• SOURCE MATERIAL:
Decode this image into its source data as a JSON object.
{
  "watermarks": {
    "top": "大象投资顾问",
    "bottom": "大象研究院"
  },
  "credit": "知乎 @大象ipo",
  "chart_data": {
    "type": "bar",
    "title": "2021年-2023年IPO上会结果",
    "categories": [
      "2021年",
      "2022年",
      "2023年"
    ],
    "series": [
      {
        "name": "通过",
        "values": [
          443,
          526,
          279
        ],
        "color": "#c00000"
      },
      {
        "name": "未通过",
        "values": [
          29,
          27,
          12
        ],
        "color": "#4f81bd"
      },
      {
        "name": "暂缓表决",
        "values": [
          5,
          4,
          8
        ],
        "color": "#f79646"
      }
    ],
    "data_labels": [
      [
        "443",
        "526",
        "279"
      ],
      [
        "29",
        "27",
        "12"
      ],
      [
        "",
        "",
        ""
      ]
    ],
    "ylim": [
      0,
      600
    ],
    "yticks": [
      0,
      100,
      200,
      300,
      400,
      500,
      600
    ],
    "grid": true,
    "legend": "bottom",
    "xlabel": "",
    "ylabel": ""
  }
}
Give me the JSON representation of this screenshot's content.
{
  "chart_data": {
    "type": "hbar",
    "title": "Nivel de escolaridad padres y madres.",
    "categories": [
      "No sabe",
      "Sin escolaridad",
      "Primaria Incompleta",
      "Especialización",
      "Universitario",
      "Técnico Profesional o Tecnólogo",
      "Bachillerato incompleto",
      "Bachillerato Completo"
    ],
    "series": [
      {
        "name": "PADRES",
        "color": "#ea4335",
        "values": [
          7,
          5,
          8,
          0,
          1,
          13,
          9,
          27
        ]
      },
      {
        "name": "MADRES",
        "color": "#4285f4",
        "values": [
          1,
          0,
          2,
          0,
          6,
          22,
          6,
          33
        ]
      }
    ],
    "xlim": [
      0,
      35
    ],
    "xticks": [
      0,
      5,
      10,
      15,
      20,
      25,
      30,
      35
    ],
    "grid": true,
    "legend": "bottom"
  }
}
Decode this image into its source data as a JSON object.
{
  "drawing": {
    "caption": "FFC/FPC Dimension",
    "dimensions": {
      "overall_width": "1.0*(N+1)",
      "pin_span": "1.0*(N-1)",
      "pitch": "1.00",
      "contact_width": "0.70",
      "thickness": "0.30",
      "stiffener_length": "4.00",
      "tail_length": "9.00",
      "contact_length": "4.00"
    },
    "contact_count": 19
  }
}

• DIRECTIVE: Reproduce nothing but the lines from the line containing "Give me the" to the last line of the data, each exactly as written.

• COMPLETE OUTPUT:
Give me the JSON representation of this screenshot's content.
{
  "chart_data": {
    "type": "hbar",
    "title": "Nivel de escolaridad padres y madres.",
    "categories": [
      "No sabe",
      "Sin escolaridad",
      "Primaria Incompleta",
      "Especialización",
      "Universitario",
      "Técnico Profesional o Tecnólogo",
      "Bachillerato incompleto",
      "Bachillerato Completo"
    ],
    "series": [
      {
        "name": "PADRES",
        "color": "#ea4335",
        "values": [
          7,
          5,
          8,
          0,
          1,
          13,
          9,
          27
        ]
      },
      {
        "name": "MADRES",
        "color": "#4285f4",
        "values": [
          1,
          0,
          2,
          0,
          6,
          22,
          6,
          33
        ]
      }
    ],
    "xlim": [
      0,
      35
    ],
    "xticks": [
      0,
      5,
      10,
      15,
      20,
      25,
      30,
      35
    ],
    "grid": true,
    "legend": "bottom"
  }
}
Decode this image into its source data as a JSON object.
{
  "drawing": {
    "caption": "FFC/FPC Dimension",
    "dimensions": {
      "overall_width": "1.0*(N+1)",
      "pin_span": "1.0*(N-1)",
      "pitch": "1.00",
      "contact_width": "0.70",
      "thickness": "0.30",
      "stiffener_length": "4.00",
      "tail_length": "9.00",
      "contact_length": "4.00"
    },
    "contact_count": 19
  }
}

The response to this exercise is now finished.